■ Data shown:

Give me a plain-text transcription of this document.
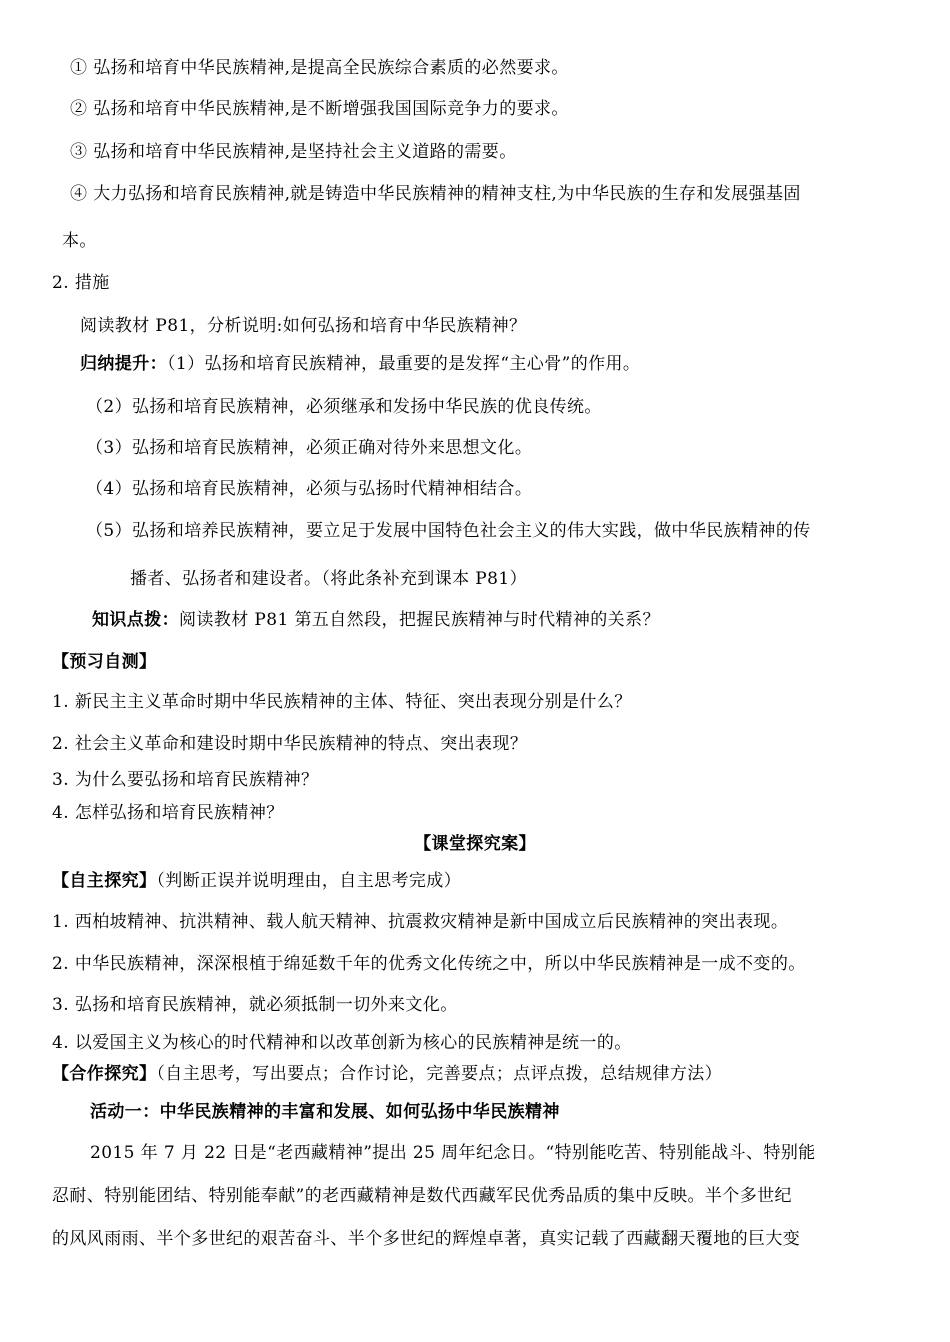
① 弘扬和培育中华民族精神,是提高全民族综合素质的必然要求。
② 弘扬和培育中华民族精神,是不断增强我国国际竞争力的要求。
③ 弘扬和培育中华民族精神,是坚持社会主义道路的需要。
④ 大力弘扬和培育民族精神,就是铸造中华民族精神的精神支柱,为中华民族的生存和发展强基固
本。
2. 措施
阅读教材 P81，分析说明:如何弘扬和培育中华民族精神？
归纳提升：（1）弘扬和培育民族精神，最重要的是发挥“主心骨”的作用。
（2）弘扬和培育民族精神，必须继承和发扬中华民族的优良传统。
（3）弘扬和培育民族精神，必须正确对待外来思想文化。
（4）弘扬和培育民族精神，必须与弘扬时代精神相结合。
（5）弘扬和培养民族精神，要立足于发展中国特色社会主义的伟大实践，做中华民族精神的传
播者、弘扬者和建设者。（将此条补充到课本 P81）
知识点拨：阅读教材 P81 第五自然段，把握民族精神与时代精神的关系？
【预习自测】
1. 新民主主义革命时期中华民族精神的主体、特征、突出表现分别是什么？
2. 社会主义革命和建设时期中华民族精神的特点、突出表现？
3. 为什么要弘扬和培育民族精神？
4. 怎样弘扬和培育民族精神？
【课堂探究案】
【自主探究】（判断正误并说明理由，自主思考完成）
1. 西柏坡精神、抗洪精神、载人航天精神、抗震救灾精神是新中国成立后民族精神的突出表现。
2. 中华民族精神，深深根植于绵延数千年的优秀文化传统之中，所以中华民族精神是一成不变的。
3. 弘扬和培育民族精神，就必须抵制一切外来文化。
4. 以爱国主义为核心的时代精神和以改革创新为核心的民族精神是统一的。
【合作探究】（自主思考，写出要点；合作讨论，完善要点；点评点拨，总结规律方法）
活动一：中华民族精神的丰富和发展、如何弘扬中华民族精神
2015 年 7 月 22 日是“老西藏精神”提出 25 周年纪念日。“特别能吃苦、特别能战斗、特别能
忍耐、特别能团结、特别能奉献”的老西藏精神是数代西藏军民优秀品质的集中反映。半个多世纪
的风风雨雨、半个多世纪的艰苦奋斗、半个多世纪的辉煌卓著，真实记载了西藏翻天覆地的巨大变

...

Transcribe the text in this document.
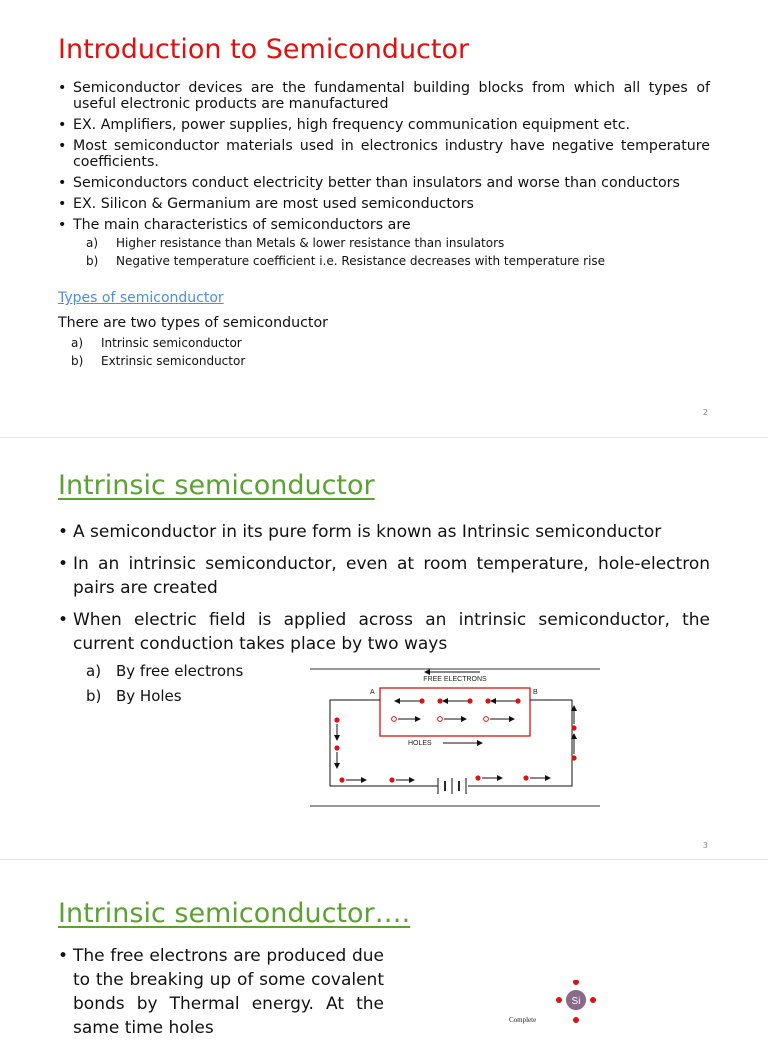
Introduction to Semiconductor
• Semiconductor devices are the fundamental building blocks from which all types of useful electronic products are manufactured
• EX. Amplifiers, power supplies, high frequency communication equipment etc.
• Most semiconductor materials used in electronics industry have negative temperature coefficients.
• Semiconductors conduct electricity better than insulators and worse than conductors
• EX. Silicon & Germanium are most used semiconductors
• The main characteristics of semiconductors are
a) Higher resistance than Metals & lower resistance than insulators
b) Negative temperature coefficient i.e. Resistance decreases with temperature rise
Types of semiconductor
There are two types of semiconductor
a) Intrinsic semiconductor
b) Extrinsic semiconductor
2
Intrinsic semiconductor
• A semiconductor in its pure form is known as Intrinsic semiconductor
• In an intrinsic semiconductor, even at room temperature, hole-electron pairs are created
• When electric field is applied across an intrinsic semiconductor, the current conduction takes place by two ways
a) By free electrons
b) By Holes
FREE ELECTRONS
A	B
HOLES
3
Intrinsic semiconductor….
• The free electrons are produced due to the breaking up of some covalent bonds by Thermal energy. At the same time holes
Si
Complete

==

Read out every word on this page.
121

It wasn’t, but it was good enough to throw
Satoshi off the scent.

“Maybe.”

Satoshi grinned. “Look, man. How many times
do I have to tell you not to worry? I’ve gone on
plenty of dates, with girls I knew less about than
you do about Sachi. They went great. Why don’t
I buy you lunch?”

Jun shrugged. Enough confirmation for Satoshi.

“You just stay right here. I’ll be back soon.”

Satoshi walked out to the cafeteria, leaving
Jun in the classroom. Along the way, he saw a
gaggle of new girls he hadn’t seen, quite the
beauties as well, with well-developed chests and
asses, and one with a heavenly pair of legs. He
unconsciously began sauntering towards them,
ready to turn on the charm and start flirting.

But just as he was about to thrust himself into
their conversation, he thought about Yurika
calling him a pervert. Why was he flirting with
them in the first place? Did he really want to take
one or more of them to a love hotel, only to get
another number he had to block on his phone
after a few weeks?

■ What is expected: For each line of the listing that holds the word "just", show that line.

■ Correct output:
“You just stay right here. I’ll be back soon.”
But just as he was about to thrust himself into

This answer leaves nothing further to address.